◆ Passage
........
= Bernard Deacon (anthropologist) =

English social anthropologist (1903–1927)

Arthur Bernard Deacon (1903–1927) was a social anthropologist who carried out fieldwork on the islands of Malakula and Ambrym in what is now Vanuatu.

Deacon was born in Nikolayev, then in south Russia, where his English father worked for a shipping firm, and at the age of thirteen was sent back to finish his education in England. Deacon graduated from Trinity College, Cambridge, and was awarded a grant for anthropological fieldwork in Malakula. He arrived there in January 1926 and died there on 12 March 1927 of blackwater fever.

Deacon's fieldwork was edited by Camilla Wedgwood into an ethnography in 1934. Wedgwood incorporated the notes of the earlier field-worker John Layard into the book without Layard's knowledge and following threats of legal action the first edition only appeared with Layard's comments. The book was drawn on by both later ethnographers and present-day inhabitants of the islands, although later fieldwork by Margaret Patterson radically reinterpreted his evidence on the Ambrym marriage system.

Deacon had known Margaret Gardiner, a fellow student, for more than a year before leaving Cambridge, but they only started a relationship on the evening before his departure from Cambridge. Although they exchanged many letters, and arranged to meet in Australia to live as a couple, they never met again. Gardiner's memoir of Deacon was published in 1984.
........
◆ To be done
(1) According to the Deacon passage, why did the first edition of the 1934 ethnography appear only with Layard's comments? Answer in one to three sentences.
(2) From the Deacon passage, write out the section that begins at the words "Arthur Bernard Deacon" and stops after "of blackwater fever.".
Use only the Deacon passage as your source.

◆ Dataset extract
........
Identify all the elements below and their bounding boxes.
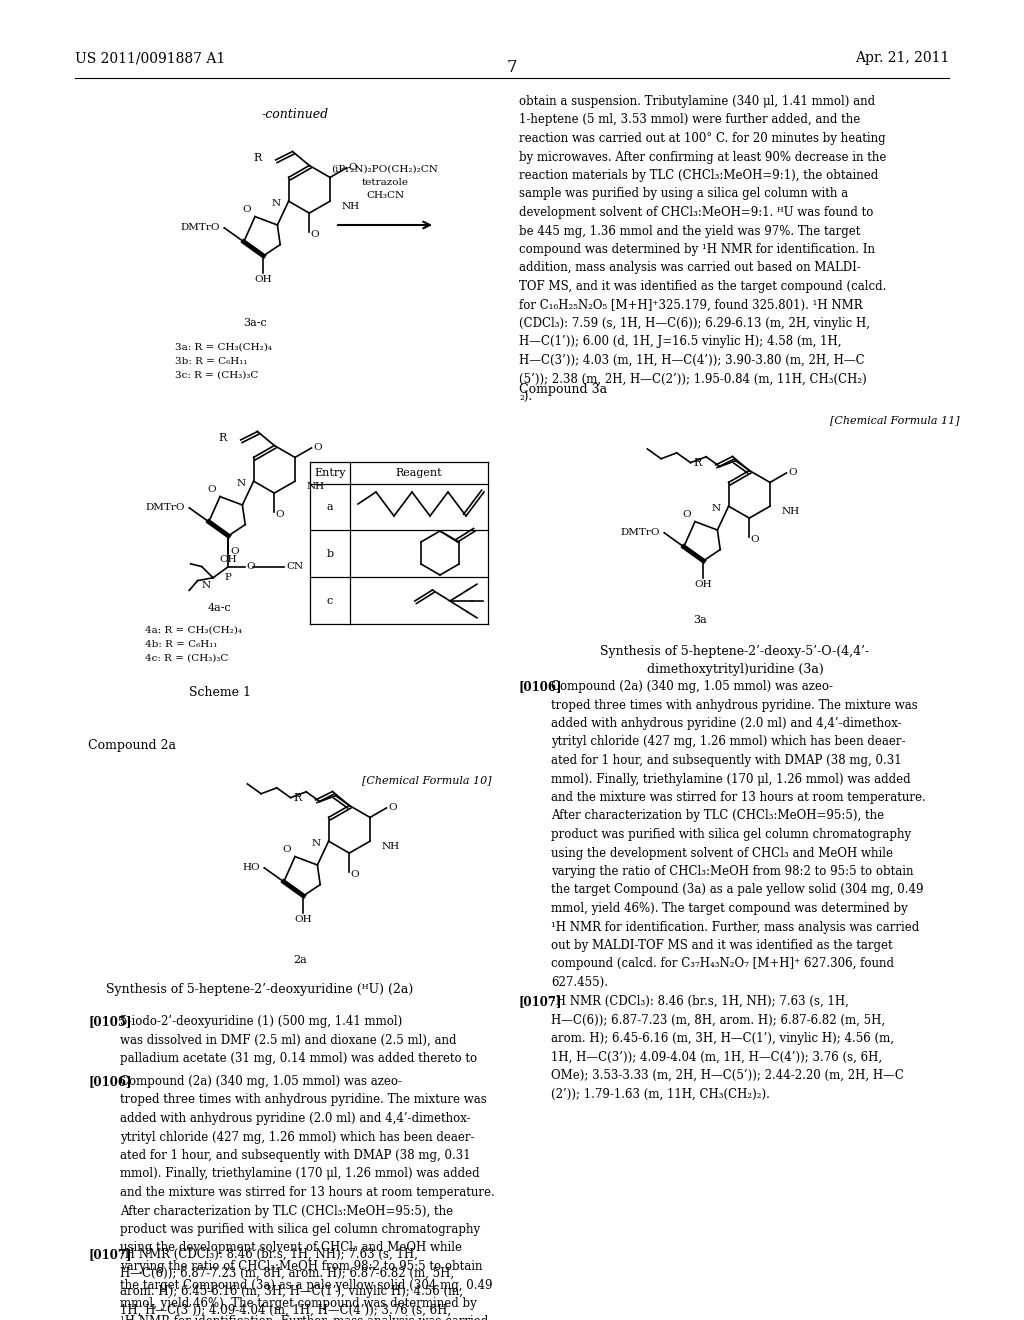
........
◆ Per-task outputs
(1) Wedgwood had put the notes of the earlier field-worker John Layard into the book without his knowledge. After threats of legal action, the first edition appeared only with Layard's comments.

(2)
Arthur Bernard Deacon (1903–1927) was a social anthropologist who carried out fieldwork on the islands of Malakula and Ambrym in what is now Vanuatu.

Deacon was born in Nikolayev, then in south Russia, where his English father worked for a shipping firm, and at the age of thirteen was sent back to finish his education in England. Deacon graduated from Trinity College, Cambridge, and was awarded a grant for anthropological fieldwork in Malakula. He arrived there in January 1926 and died there on 12 March 1927 of blackwater fever.